Brief: Look through the records below, and copy out every line that holds the string "grid".

(Records from a data source)
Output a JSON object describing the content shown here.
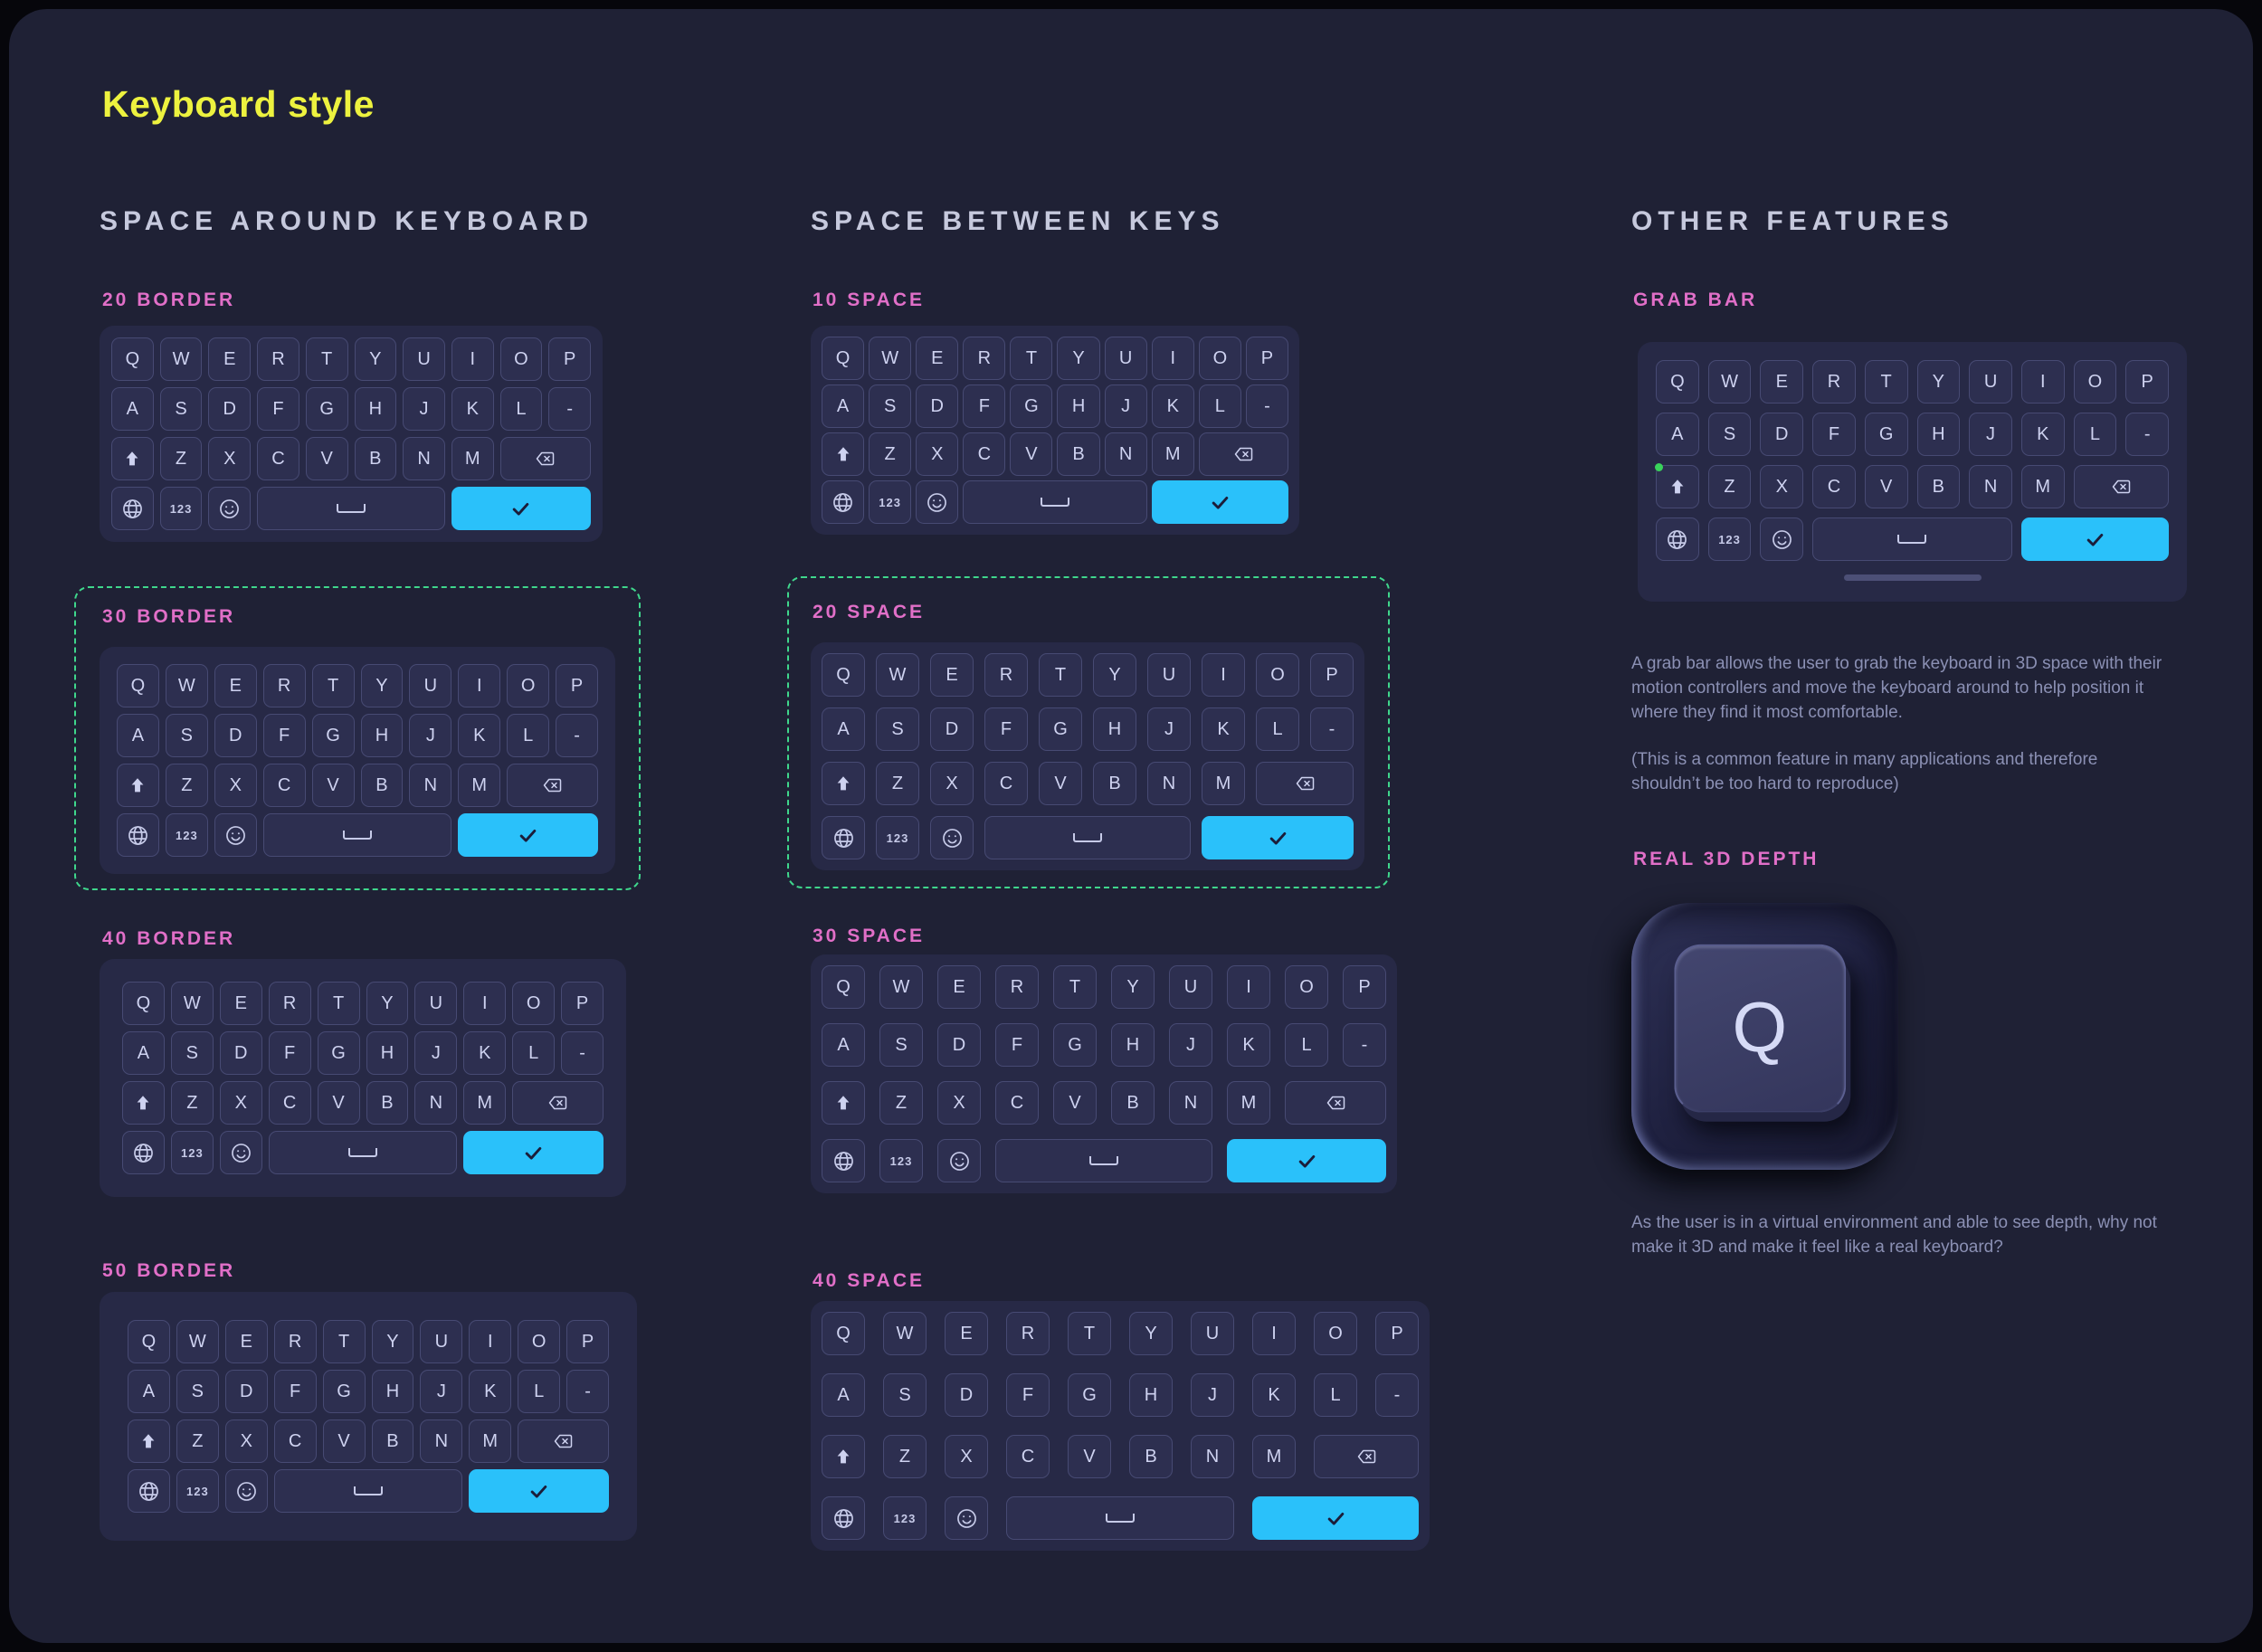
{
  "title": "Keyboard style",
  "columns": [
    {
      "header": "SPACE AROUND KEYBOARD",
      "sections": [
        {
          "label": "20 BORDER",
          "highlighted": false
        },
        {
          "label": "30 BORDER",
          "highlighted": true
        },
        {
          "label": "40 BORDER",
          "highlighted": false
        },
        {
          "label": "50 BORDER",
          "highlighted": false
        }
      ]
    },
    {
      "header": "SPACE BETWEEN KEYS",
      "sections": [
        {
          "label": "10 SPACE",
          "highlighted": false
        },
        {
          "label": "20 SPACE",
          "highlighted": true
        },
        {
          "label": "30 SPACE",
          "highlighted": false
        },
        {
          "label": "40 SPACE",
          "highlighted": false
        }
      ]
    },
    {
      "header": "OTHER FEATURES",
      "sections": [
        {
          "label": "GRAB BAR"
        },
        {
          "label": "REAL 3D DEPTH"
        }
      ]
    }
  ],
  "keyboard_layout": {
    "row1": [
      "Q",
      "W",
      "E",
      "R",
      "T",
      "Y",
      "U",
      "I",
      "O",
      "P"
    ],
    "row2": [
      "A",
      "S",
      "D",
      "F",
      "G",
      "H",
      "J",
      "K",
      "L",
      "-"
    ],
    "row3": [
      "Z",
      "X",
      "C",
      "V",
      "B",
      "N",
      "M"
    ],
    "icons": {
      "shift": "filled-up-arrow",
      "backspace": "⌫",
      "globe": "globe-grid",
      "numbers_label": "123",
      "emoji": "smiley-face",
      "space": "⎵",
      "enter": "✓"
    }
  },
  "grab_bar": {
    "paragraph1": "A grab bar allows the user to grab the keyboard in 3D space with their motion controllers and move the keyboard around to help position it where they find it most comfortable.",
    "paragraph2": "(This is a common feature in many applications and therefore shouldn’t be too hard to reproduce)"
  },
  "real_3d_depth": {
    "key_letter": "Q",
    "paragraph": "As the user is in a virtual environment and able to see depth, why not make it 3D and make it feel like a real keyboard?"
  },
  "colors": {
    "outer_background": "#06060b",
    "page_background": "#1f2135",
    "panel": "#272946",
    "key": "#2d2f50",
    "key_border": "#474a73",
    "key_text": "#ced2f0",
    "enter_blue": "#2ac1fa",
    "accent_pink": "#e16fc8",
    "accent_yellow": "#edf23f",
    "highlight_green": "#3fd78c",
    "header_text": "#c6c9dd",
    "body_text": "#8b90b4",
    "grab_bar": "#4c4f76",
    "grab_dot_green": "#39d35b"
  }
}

==

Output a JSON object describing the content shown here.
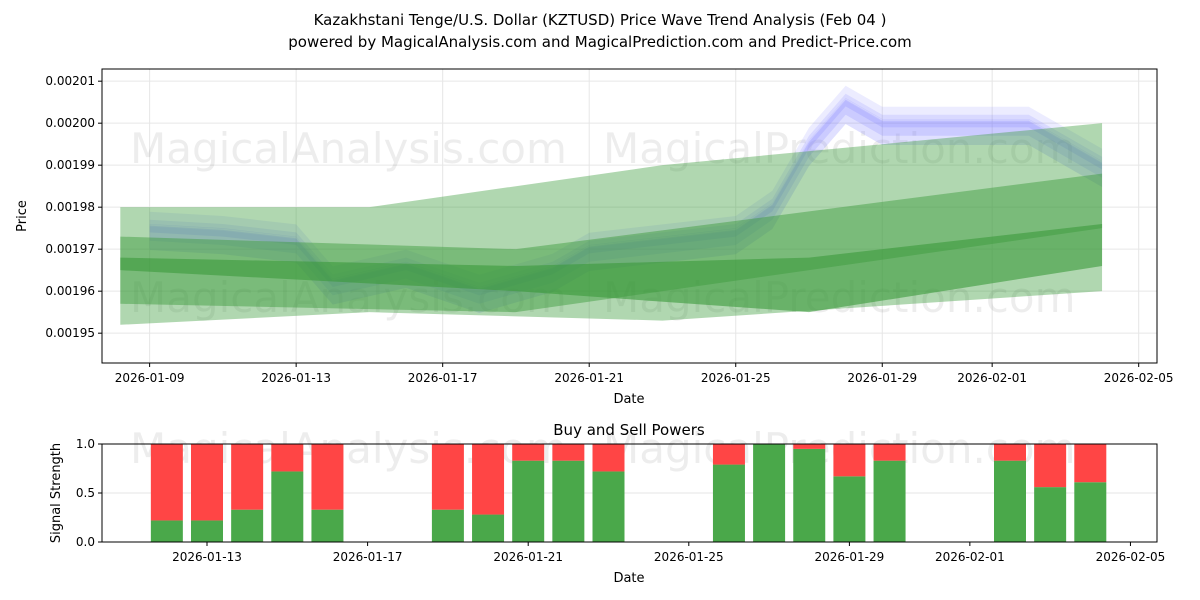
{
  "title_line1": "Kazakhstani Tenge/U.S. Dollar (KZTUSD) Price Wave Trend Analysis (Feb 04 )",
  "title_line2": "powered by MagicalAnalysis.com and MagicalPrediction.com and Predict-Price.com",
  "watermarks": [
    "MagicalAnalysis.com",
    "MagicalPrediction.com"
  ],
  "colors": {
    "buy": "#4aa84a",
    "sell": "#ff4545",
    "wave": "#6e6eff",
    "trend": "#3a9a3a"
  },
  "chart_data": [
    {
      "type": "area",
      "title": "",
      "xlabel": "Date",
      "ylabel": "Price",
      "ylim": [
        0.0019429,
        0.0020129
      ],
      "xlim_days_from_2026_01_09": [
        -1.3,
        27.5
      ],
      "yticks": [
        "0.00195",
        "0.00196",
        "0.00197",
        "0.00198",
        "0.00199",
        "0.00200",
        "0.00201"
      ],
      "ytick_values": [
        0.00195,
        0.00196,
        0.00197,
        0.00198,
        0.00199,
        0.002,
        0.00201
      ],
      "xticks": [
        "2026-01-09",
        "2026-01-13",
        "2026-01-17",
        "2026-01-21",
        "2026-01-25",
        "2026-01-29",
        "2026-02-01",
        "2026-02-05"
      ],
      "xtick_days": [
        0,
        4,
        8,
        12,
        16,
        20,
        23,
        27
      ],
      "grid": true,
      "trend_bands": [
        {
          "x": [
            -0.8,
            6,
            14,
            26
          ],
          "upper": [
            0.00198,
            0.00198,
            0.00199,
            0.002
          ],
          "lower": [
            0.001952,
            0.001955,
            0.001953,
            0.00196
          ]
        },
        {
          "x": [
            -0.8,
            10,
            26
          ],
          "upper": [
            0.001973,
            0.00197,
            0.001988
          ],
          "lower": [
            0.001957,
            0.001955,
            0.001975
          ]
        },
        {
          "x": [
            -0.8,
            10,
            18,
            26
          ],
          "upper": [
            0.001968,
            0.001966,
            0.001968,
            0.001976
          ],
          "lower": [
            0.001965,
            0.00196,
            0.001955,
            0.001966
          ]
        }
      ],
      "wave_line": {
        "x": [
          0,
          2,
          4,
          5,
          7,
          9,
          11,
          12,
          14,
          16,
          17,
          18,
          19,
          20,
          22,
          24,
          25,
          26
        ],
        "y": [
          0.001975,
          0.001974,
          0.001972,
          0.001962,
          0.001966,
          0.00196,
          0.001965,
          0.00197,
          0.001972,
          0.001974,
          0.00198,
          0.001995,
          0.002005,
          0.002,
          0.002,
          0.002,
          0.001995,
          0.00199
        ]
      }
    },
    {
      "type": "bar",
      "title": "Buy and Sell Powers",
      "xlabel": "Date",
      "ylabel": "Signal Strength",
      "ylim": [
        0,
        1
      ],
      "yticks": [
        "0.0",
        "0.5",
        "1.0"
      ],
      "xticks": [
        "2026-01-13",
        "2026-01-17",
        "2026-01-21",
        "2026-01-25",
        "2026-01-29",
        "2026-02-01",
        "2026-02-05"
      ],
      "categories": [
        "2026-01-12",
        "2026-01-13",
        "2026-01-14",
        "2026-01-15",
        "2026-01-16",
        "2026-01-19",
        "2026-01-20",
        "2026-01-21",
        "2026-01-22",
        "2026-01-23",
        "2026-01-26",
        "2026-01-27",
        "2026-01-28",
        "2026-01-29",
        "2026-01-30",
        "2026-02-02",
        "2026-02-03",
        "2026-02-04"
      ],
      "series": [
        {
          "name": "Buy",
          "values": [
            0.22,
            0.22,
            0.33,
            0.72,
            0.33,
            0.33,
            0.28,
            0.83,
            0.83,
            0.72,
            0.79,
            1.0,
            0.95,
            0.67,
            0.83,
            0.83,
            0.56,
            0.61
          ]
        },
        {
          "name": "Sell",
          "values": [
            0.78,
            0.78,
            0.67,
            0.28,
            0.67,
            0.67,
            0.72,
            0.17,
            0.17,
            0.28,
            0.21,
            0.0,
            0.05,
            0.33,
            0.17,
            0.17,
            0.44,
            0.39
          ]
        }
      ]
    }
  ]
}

--

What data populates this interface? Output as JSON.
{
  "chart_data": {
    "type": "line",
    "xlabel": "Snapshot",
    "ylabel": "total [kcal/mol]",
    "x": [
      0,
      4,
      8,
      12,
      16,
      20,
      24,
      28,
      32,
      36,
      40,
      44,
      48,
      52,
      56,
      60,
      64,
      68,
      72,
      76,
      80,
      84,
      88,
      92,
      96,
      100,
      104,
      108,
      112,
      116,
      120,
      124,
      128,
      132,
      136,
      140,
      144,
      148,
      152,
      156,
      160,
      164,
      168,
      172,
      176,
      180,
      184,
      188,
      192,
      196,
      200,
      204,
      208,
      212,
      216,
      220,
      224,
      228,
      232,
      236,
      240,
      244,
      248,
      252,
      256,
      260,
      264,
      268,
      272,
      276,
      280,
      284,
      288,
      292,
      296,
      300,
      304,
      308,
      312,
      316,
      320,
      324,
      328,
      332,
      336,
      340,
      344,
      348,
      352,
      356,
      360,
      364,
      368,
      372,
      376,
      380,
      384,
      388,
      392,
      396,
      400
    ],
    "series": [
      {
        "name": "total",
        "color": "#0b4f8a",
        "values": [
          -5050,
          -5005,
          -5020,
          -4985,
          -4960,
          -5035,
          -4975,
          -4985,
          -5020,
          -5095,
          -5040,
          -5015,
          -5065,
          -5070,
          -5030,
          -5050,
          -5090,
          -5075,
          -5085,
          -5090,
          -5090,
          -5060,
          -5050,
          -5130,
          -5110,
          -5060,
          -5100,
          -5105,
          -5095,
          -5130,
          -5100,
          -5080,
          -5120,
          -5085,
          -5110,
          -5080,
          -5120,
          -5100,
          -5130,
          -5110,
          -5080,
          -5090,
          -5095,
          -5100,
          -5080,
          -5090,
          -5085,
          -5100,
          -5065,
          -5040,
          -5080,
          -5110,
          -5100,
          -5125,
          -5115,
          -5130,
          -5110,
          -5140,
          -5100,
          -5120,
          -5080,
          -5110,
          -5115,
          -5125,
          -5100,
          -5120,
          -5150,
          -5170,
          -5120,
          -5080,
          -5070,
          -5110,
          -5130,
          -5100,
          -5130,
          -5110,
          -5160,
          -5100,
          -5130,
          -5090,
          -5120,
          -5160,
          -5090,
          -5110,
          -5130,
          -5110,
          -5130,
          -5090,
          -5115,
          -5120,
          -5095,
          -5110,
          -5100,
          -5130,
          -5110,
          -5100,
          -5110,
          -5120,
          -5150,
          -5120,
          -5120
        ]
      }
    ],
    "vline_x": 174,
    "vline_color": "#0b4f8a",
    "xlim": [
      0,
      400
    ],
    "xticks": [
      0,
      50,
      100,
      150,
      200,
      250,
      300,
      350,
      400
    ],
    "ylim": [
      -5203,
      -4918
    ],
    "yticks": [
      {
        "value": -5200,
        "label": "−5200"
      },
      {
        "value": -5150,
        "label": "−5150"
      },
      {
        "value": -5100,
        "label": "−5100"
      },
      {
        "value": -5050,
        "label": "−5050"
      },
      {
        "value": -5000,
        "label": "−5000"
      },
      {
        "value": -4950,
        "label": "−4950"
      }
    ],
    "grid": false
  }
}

Solution for this task:
      "globe": "globe-grid",
      "grid": true,
    "grid": false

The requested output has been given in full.